BEGIN Working data

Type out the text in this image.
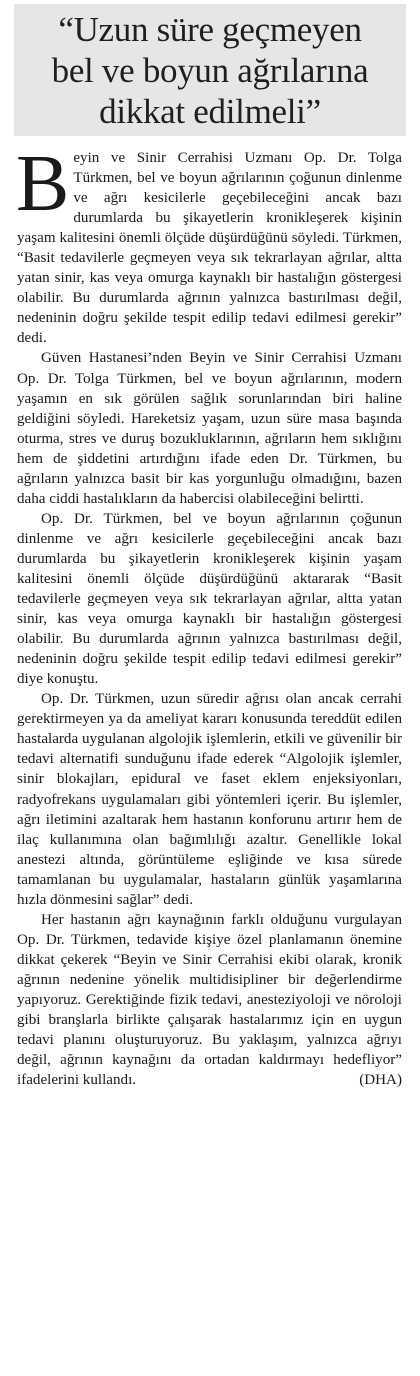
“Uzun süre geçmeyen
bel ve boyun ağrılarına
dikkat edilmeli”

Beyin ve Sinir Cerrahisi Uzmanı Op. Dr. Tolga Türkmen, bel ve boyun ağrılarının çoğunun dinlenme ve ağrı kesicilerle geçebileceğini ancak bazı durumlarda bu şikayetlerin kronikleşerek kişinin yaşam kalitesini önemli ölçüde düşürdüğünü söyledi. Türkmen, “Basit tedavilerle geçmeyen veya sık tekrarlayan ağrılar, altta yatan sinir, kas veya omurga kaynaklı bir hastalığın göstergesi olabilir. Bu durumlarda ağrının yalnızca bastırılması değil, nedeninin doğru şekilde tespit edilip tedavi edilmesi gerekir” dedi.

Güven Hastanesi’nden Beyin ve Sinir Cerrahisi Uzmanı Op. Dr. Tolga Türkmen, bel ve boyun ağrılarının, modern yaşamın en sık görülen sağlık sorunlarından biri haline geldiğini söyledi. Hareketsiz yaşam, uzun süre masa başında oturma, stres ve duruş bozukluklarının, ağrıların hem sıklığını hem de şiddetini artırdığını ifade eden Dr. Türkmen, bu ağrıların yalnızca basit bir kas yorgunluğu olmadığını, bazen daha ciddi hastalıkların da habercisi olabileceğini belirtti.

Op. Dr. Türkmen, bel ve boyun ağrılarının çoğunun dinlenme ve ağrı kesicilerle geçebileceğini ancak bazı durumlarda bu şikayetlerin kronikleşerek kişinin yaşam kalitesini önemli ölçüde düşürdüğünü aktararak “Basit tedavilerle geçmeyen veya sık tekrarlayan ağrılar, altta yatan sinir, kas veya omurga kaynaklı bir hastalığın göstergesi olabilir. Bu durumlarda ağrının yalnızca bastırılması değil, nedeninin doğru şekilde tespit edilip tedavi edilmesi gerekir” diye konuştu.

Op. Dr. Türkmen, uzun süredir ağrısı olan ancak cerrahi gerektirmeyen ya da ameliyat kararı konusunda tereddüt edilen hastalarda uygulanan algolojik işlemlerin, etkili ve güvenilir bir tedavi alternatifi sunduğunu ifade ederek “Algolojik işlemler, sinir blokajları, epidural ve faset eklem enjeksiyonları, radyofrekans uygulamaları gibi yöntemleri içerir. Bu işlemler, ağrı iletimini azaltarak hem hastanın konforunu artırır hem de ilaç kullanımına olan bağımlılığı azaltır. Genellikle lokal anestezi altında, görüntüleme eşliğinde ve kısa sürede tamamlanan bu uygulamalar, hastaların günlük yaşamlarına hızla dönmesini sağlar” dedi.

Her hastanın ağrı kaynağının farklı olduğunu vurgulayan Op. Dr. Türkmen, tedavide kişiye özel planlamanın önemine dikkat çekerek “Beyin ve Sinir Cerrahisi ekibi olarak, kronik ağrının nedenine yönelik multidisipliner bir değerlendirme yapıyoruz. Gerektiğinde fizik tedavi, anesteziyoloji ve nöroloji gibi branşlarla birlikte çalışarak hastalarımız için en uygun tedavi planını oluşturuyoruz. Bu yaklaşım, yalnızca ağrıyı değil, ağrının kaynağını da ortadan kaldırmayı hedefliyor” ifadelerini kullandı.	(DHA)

END Working data
BEGIN Working data

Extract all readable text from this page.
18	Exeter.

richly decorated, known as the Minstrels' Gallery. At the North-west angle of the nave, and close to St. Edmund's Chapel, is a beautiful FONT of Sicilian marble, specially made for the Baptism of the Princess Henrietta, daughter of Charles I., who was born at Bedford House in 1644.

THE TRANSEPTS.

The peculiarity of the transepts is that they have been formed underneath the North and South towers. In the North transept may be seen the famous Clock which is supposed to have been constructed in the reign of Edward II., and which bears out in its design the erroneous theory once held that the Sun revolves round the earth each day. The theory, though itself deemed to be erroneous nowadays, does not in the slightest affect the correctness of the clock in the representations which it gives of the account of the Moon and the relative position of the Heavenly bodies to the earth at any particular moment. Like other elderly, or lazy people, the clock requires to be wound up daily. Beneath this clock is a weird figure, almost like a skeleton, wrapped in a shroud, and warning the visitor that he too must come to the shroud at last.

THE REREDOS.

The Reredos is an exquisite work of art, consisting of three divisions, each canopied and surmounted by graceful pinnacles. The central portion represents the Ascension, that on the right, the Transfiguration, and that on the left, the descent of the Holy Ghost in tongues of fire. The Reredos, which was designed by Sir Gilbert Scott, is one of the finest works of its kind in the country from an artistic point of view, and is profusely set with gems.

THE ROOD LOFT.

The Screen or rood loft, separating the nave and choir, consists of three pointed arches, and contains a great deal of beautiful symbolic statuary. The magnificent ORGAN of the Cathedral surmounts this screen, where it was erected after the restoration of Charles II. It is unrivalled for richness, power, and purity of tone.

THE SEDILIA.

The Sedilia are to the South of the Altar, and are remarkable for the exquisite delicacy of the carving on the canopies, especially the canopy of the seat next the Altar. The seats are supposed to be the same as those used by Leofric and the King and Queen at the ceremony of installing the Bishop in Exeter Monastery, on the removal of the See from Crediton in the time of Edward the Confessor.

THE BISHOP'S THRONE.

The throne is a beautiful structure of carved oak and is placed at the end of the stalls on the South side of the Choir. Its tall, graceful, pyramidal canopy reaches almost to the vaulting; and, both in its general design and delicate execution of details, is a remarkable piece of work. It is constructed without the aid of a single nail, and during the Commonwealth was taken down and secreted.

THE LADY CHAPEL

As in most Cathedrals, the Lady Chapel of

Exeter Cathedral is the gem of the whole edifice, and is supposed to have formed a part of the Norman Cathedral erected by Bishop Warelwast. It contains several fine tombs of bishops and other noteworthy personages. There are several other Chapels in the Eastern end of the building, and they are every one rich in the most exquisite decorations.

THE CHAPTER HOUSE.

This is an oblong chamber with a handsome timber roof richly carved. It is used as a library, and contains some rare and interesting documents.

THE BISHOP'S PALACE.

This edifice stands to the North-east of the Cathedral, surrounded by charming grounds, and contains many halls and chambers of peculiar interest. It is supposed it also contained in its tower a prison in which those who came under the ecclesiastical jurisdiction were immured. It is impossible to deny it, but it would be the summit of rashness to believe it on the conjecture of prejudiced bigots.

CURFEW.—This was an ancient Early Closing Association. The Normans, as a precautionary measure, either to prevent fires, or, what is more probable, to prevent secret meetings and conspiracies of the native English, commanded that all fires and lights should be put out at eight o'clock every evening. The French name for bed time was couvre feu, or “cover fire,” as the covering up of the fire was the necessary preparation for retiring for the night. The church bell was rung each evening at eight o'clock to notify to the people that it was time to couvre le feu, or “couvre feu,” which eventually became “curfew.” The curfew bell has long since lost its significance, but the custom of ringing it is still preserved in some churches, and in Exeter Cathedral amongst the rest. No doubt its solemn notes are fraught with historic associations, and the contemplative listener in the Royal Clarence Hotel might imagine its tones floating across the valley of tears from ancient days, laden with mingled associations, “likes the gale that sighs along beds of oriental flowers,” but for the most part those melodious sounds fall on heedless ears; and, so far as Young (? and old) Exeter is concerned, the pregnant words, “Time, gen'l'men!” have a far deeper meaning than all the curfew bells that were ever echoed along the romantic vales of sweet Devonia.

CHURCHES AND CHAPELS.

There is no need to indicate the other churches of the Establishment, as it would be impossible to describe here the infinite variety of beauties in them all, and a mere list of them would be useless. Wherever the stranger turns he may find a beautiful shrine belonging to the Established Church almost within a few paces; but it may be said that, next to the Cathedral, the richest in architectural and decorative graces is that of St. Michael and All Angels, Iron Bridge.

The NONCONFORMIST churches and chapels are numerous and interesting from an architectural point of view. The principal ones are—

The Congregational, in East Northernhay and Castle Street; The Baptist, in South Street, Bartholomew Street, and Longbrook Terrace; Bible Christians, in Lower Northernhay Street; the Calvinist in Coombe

END Working data

Aim of the task: Read the entries and show each line that mentions "nedeninin".

Task result:
Beyin ve Sinir Cerrahisi Uzmanı Op. Dr. Tolga Türkmen, bel ve boyun ağrılarının çoğunun dinlenme ve ağrı kesicilerle geçebileceğini ancak bazı durumlarda bu şikayetlerin kronikleşerek kişinin yaşam kalitesini önemli ölçüde düşürdüğünü söyledi. Türkmen, “Basit tedavilerle geçmeyen veya sık tekrarlayan ağrılar, altta yatan sinir, kas veya omurga kaynaklı bir hastalığın göstergesi olabilir. Bu durumlarda ağrının yalnızca bastırılması değil, nedeninin doğru şekilde tespit edilip tedavi edilmesi gerekir” dedi.
Op. Dr. Türkmen, bel ve boyun ağrılarının çoğunun dinlenme ve ağrı kesicilerle geçebileceğini ancak bazı durumlarda bu şikayetlerin kronikleşerek kişinin yaşam kalitesini önemli ölçüde düşürdüğünü aktararak “Basit tedavilerle geçmeyen veya sık tekrarlayan ağrılar, altta yatan sinir, kas veya omurga kaynaklı bir hastalığın göstergesi olabilir. Bu durumlarda ağrının yalnızca bastırılması değil, nedeninin doğru şekilde tespit edilip tedavi edilmesi gerekir” diye konuştu.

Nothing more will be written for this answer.